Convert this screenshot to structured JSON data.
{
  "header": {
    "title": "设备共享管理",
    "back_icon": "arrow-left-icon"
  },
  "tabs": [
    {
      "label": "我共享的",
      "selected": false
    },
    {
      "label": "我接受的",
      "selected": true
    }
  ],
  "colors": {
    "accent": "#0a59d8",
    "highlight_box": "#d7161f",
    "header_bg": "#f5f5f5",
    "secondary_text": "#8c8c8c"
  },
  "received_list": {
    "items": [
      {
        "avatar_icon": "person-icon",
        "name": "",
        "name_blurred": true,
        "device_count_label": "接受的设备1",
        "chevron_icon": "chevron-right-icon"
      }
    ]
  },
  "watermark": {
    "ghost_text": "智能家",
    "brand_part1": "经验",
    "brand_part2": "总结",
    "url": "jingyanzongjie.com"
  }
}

### Short exercise
Nothing should be left out: repeat all of the data exactly.

### The answer
Convert this screenshot to structured JSON data.
{
  "header": {
    "title": "设备共享管理",
    "back_icon": "arrow-left-icon"
  },
  "tabs": [
    {
      "label": "我共享的",
      "selected": false
    },
    {
      "label": "我接受的",
      "selected": true
    }
  ],
  "colors": {
    "accent": "#0a59d8",
    "highlight_box": "#d7161f",
    "header_bg": "#f5f5f5",
    "secondary_text": "#8c8c8c"
  },
  "received_list": {
    "items": [
      {
        "avatar_icon": "person-icon",
        "name": "",
        "name_blurred": true,
        "device_count_label": "接受的设备1",
        "chevron_icon": "chevron-right-icon"
      }
    ]
  },
  "watermark": {
    "ghost_text": "智能家",
    "brand_part1": "经验",
    "brand_part2": "总结",
    "url": "jingyanzongjie.com"
  }
}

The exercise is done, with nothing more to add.